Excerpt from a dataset
..........

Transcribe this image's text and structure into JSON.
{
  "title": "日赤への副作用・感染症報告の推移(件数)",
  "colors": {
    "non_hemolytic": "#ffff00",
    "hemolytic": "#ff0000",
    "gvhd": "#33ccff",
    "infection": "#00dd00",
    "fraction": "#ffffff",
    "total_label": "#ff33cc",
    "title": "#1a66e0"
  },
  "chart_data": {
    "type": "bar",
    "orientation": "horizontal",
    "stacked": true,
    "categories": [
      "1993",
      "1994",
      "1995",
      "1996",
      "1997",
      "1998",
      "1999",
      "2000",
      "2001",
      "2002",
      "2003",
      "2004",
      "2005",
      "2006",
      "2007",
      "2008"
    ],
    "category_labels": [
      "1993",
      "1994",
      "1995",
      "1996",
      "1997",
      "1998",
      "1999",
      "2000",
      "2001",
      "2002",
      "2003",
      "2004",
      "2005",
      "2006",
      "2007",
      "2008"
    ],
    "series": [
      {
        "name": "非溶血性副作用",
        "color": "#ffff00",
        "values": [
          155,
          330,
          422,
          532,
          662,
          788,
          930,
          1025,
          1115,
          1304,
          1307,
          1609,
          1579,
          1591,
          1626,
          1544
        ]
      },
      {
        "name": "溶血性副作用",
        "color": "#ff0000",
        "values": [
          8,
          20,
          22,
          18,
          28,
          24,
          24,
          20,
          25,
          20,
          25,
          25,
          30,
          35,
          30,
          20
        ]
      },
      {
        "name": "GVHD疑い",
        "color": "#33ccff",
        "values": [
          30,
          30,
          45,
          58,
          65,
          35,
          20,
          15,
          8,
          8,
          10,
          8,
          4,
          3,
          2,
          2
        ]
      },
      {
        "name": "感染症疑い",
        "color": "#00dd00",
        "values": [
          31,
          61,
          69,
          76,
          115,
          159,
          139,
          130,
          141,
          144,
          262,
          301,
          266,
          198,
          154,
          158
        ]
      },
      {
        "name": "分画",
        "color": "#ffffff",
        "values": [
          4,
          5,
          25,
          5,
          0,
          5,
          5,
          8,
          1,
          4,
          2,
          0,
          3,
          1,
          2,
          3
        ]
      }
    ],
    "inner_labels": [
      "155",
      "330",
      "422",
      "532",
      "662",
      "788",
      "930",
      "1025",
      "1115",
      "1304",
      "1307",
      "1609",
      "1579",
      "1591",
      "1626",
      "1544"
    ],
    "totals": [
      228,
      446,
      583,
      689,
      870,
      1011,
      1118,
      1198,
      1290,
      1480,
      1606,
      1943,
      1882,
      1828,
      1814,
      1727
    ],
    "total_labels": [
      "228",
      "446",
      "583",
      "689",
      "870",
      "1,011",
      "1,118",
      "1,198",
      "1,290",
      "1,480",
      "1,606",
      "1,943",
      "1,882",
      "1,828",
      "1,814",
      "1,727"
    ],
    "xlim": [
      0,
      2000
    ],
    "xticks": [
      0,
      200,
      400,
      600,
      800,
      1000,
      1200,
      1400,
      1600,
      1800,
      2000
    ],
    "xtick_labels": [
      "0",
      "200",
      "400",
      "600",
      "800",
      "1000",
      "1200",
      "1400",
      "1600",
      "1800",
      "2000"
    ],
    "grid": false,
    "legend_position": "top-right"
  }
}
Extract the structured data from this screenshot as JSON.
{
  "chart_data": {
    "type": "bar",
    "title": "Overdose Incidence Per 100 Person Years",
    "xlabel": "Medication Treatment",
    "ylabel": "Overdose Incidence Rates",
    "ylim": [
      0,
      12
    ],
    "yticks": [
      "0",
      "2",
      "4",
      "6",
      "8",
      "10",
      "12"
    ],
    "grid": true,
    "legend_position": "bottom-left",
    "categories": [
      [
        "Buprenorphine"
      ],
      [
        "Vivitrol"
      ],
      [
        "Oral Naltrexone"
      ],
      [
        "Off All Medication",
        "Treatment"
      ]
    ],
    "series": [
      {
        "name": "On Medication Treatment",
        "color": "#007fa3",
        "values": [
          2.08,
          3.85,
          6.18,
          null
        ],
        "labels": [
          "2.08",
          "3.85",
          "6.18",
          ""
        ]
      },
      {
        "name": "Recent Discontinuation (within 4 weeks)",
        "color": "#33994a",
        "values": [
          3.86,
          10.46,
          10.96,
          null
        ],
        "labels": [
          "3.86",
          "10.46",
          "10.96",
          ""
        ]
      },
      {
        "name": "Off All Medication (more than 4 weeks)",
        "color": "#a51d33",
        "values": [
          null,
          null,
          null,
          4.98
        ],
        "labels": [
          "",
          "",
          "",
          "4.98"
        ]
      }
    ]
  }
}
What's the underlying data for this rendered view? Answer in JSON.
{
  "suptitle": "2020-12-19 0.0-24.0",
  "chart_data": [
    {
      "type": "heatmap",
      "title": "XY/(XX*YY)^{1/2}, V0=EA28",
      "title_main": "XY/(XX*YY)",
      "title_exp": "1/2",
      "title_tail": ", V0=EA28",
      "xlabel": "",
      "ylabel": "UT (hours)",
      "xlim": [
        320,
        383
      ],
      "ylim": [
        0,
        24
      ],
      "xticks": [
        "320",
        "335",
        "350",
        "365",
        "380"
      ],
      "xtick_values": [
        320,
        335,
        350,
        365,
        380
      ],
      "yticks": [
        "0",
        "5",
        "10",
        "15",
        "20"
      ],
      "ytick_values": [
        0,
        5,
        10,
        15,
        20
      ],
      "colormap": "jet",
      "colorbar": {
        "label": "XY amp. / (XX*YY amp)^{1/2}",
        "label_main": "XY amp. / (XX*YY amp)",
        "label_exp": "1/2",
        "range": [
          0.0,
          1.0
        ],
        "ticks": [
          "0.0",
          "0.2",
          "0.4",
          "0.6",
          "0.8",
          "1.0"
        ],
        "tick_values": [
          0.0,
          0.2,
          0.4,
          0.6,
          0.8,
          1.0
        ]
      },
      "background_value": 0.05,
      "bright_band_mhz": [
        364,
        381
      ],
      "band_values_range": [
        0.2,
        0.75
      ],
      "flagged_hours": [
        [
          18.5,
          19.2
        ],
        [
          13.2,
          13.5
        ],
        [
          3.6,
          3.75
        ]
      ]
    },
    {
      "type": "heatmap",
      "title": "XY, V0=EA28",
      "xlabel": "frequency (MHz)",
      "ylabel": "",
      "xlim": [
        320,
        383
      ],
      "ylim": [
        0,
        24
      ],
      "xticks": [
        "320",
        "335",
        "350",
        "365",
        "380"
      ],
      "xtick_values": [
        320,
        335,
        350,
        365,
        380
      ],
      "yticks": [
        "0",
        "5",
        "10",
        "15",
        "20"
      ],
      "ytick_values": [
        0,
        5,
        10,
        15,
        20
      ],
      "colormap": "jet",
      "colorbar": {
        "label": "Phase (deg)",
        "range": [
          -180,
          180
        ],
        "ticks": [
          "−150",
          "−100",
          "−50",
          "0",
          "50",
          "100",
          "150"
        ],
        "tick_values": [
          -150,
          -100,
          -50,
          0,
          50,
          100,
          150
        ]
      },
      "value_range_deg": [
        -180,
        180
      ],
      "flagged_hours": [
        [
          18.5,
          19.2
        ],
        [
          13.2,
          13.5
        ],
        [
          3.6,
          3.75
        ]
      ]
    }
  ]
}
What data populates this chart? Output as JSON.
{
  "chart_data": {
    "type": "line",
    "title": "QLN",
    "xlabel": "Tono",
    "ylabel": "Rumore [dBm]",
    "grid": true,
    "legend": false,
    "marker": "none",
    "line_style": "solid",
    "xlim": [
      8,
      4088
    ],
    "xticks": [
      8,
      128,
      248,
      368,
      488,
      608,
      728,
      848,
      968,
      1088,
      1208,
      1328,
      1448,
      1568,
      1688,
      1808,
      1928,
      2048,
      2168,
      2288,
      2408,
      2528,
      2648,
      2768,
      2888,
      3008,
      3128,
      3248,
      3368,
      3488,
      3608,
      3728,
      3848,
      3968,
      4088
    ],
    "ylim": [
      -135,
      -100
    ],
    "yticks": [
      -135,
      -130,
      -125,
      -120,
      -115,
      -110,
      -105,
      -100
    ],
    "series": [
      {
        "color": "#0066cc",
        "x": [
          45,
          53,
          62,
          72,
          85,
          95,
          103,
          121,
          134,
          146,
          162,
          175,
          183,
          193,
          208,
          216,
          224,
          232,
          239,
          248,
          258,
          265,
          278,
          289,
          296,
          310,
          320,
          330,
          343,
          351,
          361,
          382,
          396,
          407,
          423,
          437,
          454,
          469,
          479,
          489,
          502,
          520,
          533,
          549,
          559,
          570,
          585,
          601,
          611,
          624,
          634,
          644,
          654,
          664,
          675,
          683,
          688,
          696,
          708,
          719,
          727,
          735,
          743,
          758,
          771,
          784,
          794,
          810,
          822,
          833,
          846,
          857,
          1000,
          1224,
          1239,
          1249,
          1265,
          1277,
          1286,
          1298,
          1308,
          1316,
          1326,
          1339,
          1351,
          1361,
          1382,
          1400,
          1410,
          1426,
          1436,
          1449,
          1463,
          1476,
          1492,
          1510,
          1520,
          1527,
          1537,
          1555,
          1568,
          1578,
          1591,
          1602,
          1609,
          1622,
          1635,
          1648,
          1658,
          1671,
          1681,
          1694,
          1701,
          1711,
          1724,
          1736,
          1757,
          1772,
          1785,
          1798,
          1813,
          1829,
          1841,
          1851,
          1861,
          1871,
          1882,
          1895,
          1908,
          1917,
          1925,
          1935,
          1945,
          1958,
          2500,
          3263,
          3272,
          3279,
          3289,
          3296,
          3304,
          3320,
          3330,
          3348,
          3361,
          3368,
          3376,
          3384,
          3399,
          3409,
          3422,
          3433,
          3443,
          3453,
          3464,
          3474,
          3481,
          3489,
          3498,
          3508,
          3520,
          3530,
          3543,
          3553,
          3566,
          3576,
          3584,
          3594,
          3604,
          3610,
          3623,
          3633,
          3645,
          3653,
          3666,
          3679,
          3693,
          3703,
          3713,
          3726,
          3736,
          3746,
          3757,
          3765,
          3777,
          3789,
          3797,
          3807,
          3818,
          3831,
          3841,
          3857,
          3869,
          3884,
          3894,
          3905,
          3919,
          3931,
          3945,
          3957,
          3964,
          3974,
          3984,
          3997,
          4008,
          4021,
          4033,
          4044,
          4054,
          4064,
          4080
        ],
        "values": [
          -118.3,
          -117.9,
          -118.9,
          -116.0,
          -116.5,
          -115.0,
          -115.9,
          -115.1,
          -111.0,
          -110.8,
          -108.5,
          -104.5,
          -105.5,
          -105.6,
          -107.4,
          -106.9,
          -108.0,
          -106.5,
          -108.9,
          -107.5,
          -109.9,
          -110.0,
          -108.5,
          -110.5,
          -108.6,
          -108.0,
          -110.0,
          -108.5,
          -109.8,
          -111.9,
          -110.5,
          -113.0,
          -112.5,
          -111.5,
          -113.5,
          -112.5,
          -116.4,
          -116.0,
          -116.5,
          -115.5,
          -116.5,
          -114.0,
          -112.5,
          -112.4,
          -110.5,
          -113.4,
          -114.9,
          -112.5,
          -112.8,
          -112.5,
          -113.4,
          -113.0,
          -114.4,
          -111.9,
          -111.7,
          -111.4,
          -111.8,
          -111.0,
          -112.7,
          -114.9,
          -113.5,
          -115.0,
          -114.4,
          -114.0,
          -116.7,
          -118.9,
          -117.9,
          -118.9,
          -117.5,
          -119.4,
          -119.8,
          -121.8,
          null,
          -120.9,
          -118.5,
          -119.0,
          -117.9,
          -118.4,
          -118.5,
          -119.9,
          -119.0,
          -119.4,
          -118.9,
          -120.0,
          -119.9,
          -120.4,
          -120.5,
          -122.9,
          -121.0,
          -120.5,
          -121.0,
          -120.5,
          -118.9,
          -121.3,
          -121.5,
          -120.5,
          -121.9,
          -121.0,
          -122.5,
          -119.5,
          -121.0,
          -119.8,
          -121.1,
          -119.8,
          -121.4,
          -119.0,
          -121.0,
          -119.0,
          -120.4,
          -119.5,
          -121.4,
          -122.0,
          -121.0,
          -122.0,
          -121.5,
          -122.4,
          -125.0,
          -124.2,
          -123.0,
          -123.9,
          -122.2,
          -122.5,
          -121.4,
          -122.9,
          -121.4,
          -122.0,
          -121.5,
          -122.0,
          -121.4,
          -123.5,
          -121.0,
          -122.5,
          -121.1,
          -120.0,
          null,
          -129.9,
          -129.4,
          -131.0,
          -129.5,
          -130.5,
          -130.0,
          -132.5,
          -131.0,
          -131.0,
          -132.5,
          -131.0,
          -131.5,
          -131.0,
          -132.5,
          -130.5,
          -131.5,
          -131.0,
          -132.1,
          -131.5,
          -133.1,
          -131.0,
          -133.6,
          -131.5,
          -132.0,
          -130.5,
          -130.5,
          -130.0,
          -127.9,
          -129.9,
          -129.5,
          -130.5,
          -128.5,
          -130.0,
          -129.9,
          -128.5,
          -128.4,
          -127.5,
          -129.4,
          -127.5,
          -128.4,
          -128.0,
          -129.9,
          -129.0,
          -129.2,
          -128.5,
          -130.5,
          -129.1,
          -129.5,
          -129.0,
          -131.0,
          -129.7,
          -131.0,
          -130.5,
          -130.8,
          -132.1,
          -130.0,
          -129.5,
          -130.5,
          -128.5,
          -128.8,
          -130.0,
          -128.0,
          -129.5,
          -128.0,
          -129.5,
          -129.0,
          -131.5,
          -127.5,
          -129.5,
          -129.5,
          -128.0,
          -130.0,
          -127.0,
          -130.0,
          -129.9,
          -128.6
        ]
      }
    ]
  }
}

..........

_Brief_. Copy out all lines where the word "Medication" appears.

_Answer to this problem_.
    "xlabel": "Medication Treatment",
        "Off All Medication",
        "name": "On Medication Treatment",
        "name": "Off All Medication (more than 4 weeks)",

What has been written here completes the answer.